_INSTRUCTION:_ From the line containing "Transcribe the text in this document." to the end of the data, retype every line exactly and nothing else. Drop the pictures.

Stored records
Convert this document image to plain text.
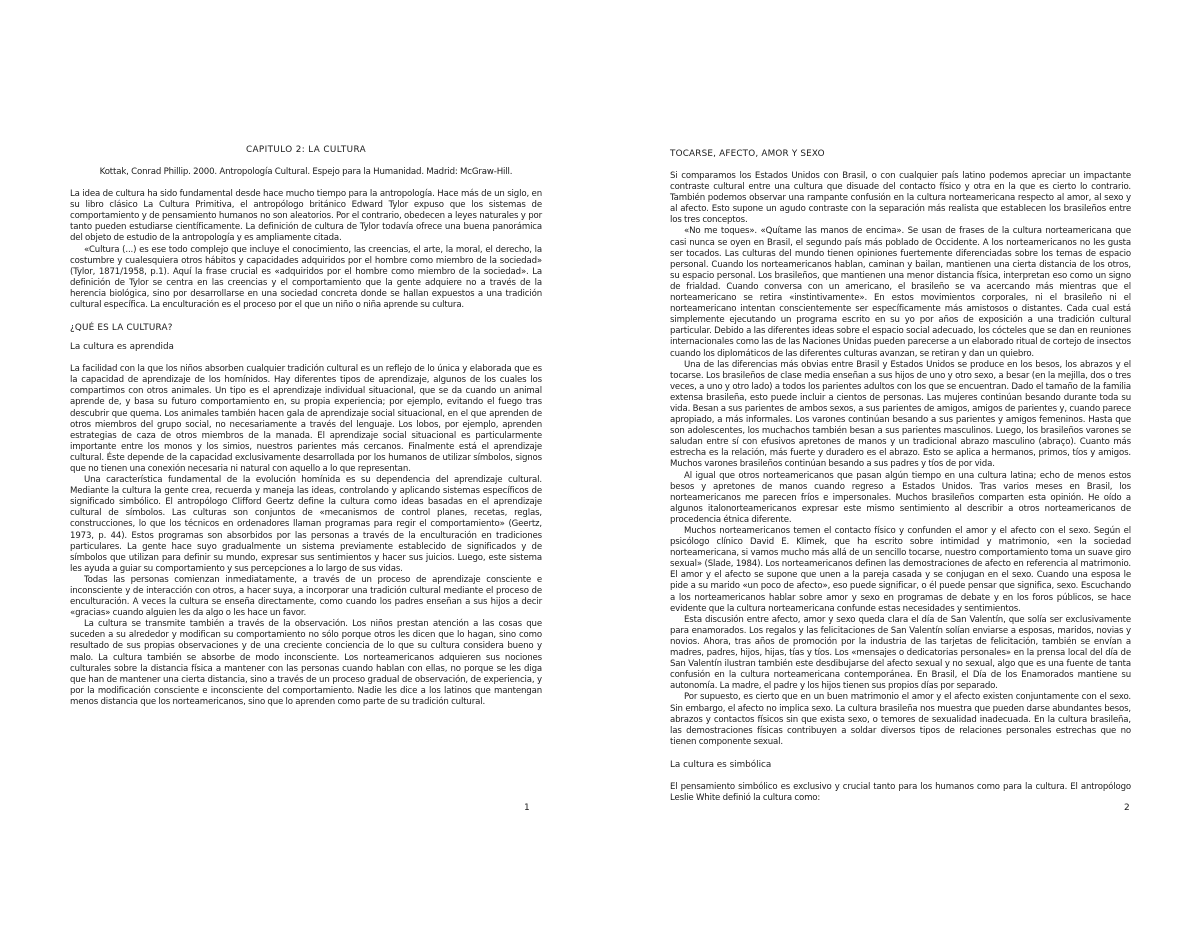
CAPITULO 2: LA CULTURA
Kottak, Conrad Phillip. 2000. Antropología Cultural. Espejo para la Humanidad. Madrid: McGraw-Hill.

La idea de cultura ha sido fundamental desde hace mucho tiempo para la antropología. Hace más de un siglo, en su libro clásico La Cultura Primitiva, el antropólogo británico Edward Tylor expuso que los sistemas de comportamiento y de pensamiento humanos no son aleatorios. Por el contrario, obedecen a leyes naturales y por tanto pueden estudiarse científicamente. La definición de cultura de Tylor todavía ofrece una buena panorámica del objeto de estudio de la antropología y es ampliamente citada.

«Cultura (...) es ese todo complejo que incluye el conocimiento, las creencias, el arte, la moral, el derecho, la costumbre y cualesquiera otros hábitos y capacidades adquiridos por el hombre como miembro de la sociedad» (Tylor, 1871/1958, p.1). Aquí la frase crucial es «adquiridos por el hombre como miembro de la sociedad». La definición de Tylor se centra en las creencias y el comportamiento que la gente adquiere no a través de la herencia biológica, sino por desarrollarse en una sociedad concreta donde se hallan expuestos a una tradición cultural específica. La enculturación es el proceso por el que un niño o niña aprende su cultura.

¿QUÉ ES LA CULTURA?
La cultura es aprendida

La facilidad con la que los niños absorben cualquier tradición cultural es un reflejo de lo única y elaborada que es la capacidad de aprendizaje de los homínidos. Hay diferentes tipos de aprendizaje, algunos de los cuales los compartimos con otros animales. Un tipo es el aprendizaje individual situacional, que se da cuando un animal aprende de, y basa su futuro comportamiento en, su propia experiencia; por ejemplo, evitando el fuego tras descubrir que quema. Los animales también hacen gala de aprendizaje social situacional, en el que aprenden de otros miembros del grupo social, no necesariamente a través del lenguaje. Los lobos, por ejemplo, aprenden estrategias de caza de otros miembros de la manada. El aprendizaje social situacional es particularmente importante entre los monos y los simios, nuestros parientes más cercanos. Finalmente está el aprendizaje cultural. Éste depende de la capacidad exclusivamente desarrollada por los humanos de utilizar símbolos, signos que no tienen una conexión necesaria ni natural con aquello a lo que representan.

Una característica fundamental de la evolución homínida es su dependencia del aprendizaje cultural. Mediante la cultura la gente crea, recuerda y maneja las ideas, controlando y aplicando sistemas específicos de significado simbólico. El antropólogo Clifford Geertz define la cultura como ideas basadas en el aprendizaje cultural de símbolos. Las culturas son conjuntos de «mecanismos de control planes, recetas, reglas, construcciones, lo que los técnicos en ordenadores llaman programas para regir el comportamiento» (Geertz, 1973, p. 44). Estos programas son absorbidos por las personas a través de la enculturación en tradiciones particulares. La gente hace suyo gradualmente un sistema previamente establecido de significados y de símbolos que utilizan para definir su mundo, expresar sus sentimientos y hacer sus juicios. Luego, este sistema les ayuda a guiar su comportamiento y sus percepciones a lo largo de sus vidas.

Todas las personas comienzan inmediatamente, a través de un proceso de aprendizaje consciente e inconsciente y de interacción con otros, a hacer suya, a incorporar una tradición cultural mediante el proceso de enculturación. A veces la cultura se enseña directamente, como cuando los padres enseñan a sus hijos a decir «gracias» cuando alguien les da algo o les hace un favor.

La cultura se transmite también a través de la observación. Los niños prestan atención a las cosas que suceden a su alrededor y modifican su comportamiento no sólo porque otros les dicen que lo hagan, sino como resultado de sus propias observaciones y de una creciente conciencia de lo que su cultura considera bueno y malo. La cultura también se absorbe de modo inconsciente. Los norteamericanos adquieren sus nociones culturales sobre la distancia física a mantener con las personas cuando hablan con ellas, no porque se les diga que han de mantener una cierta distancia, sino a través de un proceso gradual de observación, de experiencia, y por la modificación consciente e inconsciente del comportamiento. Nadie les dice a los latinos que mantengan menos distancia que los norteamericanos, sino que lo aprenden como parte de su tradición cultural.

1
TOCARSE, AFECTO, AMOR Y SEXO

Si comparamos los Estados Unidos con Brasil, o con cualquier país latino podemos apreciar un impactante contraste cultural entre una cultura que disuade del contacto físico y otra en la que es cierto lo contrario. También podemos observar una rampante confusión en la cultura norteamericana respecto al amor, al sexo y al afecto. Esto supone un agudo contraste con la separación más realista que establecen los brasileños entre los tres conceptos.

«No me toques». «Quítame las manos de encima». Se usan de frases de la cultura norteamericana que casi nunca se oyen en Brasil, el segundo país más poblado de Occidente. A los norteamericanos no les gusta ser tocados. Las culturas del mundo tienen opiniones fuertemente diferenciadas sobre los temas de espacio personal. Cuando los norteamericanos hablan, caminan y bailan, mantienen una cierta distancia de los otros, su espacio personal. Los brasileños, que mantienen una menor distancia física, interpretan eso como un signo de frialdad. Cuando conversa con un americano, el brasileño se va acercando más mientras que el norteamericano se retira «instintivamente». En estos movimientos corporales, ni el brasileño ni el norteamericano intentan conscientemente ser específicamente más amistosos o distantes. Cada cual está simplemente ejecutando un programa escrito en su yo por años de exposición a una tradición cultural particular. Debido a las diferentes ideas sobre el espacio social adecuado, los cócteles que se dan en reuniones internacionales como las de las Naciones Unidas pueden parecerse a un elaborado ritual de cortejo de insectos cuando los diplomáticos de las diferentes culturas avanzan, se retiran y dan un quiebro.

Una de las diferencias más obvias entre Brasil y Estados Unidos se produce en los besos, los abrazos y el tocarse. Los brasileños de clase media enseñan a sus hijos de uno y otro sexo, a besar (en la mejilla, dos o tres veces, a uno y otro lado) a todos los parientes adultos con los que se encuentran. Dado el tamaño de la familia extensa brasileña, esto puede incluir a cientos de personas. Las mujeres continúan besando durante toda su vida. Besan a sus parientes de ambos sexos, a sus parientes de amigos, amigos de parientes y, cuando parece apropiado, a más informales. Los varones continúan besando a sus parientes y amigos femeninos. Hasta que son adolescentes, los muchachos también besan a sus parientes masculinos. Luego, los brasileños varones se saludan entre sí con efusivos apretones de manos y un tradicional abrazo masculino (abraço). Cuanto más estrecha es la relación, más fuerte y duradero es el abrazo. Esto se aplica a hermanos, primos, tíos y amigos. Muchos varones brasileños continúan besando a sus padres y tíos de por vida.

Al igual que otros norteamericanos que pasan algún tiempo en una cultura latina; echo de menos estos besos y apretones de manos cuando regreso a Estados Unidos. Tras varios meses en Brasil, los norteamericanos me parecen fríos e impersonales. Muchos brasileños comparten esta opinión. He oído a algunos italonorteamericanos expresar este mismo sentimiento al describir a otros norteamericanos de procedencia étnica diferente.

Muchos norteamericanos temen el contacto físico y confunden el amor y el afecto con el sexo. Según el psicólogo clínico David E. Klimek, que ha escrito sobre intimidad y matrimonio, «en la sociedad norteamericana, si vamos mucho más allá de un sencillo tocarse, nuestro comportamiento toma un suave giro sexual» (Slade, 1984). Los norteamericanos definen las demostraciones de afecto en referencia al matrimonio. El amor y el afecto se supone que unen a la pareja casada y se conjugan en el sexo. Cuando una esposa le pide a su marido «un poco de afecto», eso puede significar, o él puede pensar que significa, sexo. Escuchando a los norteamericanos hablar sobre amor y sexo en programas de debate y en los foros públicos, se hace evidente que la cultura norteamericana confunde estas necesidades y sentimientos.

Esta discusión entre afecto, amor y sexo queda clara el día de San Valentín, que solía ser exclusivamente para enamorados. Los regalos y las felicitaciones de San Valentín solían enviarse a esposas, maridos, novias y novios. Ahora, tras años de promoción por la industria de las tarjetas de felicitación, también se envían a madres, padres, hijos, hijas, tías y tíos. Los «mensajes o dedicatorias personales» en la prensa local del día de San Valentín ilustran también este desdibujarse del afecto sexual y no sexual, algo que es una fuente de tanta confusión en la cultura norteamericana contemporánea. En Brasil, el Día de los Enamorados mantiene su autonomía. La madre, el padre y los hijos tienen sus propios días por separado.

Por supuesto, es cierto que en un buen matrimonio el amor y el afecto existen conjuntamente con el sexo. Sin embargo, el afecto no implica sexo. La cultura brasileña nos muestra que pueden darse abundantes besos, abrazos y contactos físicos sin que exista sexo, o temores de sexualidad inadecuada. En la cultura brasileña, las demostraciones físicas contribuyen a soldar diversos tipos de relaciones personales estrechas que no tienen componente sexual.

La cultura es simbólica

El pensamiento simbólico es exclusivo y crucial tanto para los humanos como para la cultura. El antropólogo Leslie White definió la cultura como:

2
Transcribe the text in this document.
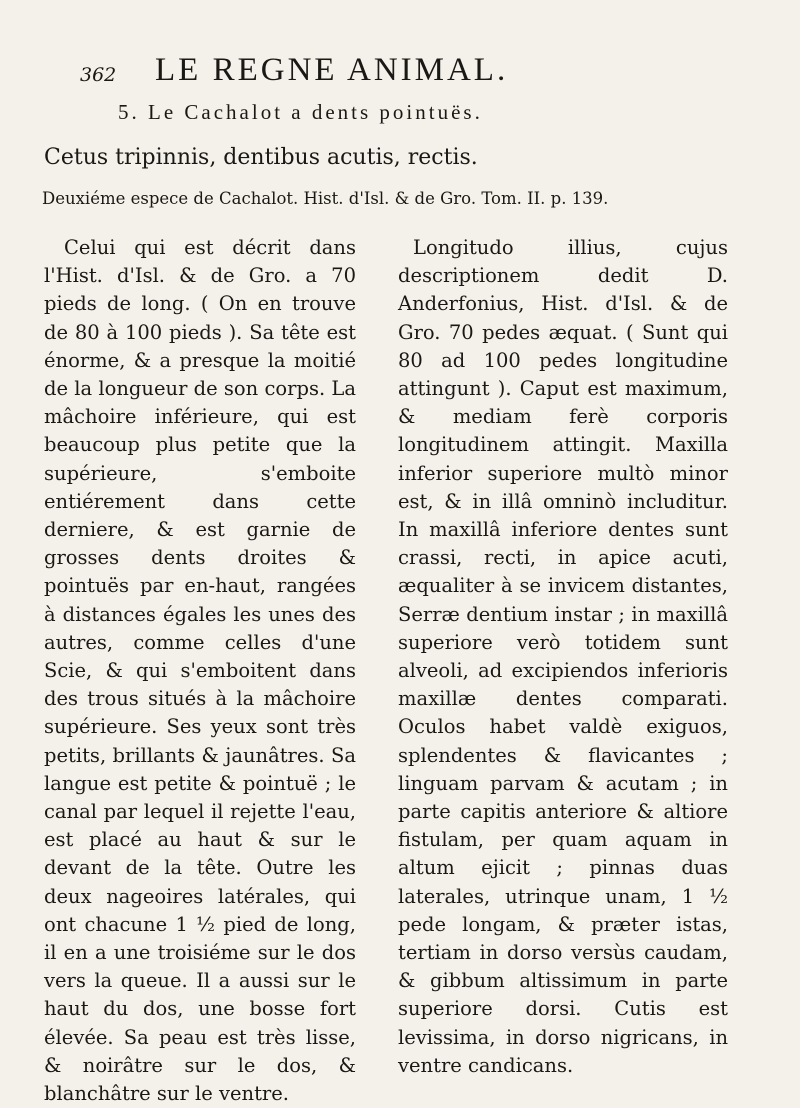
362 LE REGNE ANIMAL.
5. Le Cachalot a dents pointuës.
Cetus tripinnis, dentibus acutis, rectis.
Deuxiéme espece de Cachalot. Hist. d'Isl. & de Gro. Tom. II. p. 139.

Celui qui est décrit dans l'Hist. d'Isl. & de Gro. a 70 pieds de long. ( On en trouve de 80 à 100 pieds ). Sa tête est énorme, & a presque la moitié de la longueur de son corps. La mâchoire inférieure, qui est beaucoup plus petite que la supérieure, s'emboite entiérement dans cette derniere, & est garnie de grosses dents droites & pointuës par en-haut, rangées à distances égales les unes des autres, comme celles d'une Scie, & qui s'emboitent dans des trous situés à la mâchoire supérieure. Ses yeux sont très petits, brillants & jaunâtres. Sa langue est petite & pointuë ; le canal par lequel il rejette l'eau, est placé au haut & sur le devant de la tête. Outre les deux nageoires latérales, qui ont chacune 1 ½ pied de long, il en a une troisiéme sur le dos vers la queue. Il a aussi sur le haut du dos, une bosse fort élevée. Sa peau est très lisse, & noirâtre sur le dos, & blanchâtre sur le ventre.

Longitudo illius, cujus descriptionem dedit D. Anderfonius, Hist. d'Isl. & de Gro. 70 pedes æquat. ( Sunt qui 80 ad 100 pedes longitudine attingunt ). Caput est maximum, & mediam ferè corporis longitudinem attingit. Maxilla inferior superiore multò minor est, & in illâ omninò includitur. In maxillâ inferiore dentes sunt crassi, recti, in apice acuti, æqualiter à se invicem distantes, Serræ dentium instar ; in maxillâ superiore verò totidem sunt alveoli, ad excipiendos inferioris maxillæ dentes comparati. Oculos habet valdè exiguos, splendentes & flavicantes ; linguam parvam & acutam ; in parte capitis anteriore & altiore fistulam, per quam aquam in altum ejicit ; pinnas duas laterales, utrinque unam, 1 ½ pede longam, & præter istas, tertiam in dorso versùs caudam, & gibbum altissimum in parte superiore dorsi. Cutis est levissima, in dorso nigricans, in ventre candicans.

_FINAL RESULT:_
Transcribe the text in this document.
362 LE REGNE ANIMAL.
5. Le Cachalot a dents pointuës.
Cetus tripinnis, dentibus acutis, rectis.
Deuxiéme espece de Cachalot. Hist. d'Isl. & de Gro. Tom. II. p. 139.

Celui qui est décrit dans l'Hist. d'Isl. & de Gro. a 70 pieds de long. ( On en trouve de 80 à 100 pieds ). Sa tête est énorme, & a presque la moitié de la longueur de son corps. La mâchoire inférieure, qui est beaucoup plus petite que la supérieure, s'emboite entiérement dans cette derniere, & est garnie de grosses dents droites & pointuës par en-haut, rangées à distances égales les unes des autres, comme celles d'une Scie, & qui s'emboitent dans des trous situés à la mâchoire supérieure. Ses yeux sont très petits, brillants & jaunâtres. Sa langue est petite & pointuë ; le canal par lequel il rejette l'eau, est placé au haut & sur le devant de la tête. Outre les deux nageoires latérales, qui ont chacune 1 ½ pied de long, il en a une troisiéme sur le dos vers la queue. Il a aussi sur le haut du dos, une bosse fort élevée. Sa peau est très lisse, & noirâtre sur le dos, & blanchâtre sur le ventre.

Longitudo illius, cujus descriptionem dedit D. Anderfonius, Hist. d'Isl. & de Gro. 70 pedes æquat. ( Sunt qui 80 ad 100 pedes longitudine attingunt ). Caput est maximum, & mediam ferè corporis longitudinem attingit. Maxilla inferior superiore multò minor est, & in illâ omninò includitur. In maxillâ inferiore dentes sunt crassi, recti, in apice acuti, æqualiter à se invicem distantes, Serræ dentium instar ; in maxillâ superiore verò totidem sunt alveoli, ad excipiendos inferioris maxillæ dentes comparati. Oculos habet valdè exiguos, splendentes & flavicantes ; linguam parvam & acutam ; in parte capitis anteriore & altiore fistulam, per quam aquam in altum ejicit ; pinnas duas laterales, utrinque unam, 1 ½ pede longam, & præter istas, tertiam in dorso versùs caudam, & gibbum altissimum in parte superiore dorsi. Cutis est levissima, in dorso nigricans, in ventre candicans.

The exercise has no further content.